- **Data for this task**:
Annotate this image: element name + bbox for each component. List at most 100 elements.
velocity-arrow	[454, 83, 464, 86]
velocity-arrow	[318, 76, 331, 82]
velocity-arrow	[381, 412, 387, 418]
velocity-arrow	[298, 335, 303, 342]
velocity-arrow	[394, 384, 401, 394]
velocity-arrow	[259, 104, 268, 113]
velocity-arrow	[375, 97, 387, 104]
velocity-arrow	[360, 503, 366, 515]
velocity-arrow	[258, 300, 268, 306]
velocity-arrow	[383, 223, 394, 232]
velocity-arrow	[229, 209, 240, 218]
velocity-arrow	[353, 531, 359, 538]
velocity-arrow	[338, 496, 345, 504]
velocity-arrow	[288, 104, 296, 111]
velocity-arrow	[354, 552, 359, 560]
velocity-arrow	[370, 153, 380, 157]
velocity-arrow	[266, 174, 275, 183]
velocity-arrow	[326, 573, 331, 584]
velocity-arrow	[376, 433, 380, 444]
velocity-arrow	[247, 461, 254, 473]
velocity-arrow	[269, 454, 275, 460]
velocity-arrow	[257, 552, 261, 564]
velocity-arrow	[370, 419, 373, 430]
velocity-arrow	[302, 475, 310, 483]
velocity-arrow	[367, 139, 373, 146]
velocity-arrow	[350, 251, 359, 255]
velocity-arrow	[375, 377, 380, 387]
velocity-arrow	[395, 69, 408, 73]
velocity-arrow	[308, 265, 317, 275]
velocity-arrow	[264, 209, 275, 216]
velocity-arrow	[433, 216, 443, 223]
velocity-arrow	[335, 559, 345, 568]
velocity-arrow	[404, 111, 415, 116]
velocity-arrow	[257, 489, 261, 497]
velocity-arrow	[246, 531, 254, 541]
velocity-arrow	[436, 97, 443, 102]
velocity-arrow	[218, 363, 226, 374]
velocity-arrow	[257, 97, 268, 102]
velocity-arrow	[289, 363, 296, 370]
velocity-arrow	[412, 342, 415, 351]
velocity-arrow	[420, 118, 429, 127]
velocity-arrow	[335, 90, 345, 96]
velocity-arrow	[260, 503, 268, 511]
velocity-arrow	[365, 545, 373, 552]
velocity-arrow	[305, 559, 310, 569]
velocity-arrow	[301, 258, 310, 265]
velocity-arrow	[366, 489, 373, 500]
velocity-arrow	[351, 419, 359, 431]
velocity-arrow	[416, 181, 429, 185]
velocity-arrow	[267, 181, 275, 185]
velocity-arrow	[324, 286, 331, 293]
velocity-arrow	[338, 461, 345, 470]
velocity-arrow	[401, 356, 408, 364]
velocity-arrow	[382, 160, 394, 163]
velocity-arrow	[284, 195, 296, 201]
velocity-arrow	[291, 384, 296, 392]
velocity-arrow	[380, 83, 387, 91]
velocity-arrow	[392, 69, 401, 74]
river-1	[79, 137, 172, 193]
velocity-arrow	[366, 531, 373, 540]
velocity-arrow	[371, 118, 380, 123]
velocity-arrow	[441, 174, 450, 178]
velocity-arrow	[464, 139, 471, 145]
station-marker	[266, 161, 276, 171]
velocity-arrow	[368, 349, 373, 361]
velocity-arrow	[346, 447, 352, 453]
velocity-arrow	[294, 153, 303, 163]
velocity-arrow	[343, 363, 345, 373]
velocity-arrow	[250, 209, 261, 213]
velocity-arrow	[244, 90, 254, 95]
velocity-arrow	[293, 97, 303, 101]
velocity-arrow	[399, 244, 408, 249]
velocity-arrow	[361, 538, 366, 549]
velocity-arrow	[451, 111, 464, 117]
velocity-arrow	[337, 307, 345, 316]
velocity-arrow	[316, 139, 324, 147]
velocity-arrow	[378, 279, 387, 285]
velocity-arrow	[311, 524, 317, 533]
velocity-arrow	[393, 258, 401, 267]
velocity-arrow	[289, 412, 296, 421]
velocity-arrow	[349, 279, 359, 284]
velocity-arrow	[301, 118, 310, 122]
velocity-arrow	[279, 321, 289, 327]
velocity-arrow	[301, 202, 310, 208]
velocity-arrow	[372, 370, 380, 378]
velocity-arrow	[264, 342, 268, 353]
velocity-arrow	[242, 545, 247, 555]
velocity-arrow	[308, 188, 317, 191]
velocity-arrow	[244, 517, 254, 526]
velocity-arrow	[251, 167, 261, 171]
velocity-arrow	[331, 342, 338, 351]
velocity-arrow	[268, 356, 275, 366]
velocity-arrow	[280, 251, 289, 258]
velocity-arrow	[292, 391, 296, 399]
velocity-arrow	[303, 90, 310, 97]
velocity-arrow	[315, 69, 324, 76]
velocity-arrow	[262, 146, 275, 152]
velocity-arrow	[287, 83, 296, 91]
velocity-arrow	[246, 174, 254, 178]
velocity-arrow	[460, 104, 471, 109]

- **What you will do**: Can you reproduce the whole listing above, line for line with nothing altered?

- **Reply to the task**:
Annotate this image: element name + bbox for each component. List at most 100 elements.
velocity-arrow	[454, 83, 464, 86]
velocity-arrow	[318, 76, 331, 82]
velocity-arrow	[381, 412, 387, 418]
velocity-arrow	[298, 335, 303, 342]
velocity-arrow	[394, 384, 401, 394]
velocity-arrow	[259, 104, 268, 113]
velocity-arrow	[375, 97, 387, 104]
velocity-arrow	[360, 503, 366, 515]
velocity-arrow	[258, 300, 268, 306]
velocity-arrow	[383, 223, 394, 232]
velocity-arrow	[229, 209, 240, 218]
velocity-arrow	[353, 531, 359, 538]
velocity-arrow	[338, 496, 345, 504]
velocity-arrow	[288, 104, 296, 111]
velocity-arrow	[354, 552, 359, 560]
velocity-arrow	[370, 153, 380, 157]
velocity-arrow	[266, 174, 275, 183]
velocity-arrow	[326, 573, 331, 584]
velocity-arrow	[376, 433, 380, 444]
velocity-arrow	[247, 461, 254, 473]
velocity-arrow	[269, 454, 275, 460]
velocity-arrow	[257, 552, 261, 564]
velocity-arrow	[370, 419, 373, 430]
velocity-arrow	[302, 475, 310, 483]
velocity-arrow	[367, 139, 373, 146]
velocity-arrow	[350, 251, 359, 255]
velocity-arrow	[375, 377, 380, 387]
velocity-arrow	[395, 69, 408, 73]
velocity-arrow	[308, 265, 317, 275]
velocity-arrow	[264, 209, 275, 216]
velocity-arrow	[433, 216, 443, 223]
velocity-arrow	[335, 559, 345, 568]
velocity-arrow	[404, 111, 415, 116]
velocity-arrow	[257, 489, 261, 497]
velocity-arrow	[246, 531, 254, 541]
velocity-arrow	[436, 97, 443, 102]
velocity-arrow	[218, 363, 226, 374]
velocity-arrow	[257, 97, 268, 102]
velocity-arrow	[289, 363, 296, 370]
velocity-arrow	[412, 342, 415, 351]
velocity-arrow	[420, 118, 429, 127]
velocity-arrow	[335, 90, 345, 96]
velocity-arrow	[260, 503, 268, 511]
velocity-arrow	[365, 545, 373, 552]
velocity-arrow	[305, 559, 310, 569]
velocity-arrow	[301, 258, 310, 265]
velocity-arrow	[366, 489, 373, 500]
velocity-arrow	[351, 419, 359, 431]
velocity-arrow	[416, 181, 429, 185]
velocity-arrow	[267, 181, 275, 185]
velocity-arrow	[324, 286, 331, 293]
velocity-arrow	[338, 461, 345, 470]
velocity-arrow	[401, 356, 408, 364]
velocity-arrow	[382, 160, 394, 163]
velocity-arrow	[284, 195, 296, 201]
velocity-arrow	[291, 384, 296, 392]
velocity-arrow	[380, 83, 387, 91]
velocity-arrow	[392, 69, 401, 74]
river-1	[79, 137, 172, 193]
velocity-arrow	[366, 531, 373, 540]
velocity-arrow	[371, 118, 380, 123]
velocity-arrow	[441, 174, 450, 178]
velocity-arrow	[464, 139, 471, 145]
station-marker	[266, 161, 276, 171]
velocity-arrow	[368, 349, 373, 361]
velocity-arrow	[346, 447, 352, 453]
velocity-arrow	[294, 153, 303, 163]
velocity-arrow	[343, 363, 345, 373]
velocity-arrow	[250, 209, 261, 213]
velocity-arrow	[244, 90, 254, 95]
velocity-arrow	[293, 97, 303, 101]
velocity-arrow	[399, 244, 408, 249]
velocity-arrow	[361, 538, 366, 549]
velocity-arrow	[451, 111, 464, 117]
velocity-arrow	[337, 307, 345, 316]
velocity-arrow	[316, 139, 324, 147]
velocity-arrow	[378, 279, 387, 285]
velocity-arrow	[311, 524, 317, 533]
velocity-arrow	[393, 258, 401, 267]
velocity-arrow	[289, 412, 296, 421]
velocity-arrow	[349, 279, 359, 284]
velocity-arrow	[301, 118, 310, 122]
velocity-arrow	[279, 321, 289, 327]
velocity-arrow	[301, 202, 310, 208]
velocity-arrow	[372, 370, 380, 378]
velocity-arrow	[264, 342, 268, 353]
velocity-arrow	[242, 545, 247, 555]
velocity-arrow	[308, 188, 317, 191]
velocity-arrow	[244, 517, 254, 526]
velocity-arrow	[251, 167, 261, 171]
velocity-arrow	[331, 342, 338, 351]
velocity-arrow	[268, 356, 275, 366]
velocity-arrow	[280, 251, 289, 258]
velocity-arrow	[292, 391, 296, 399]
velocity-arrow	[303, 90, 310, 97]
velocity-arrow	[315, 69, 324, 76]
velocity-arrow	[262, 146, 275, 152]
velocity-arrow	[287, 83, 296, 91]
velocity-arrow	[246, 174, 254, 178]
velocity-arrow	[460, 104, 471, 109]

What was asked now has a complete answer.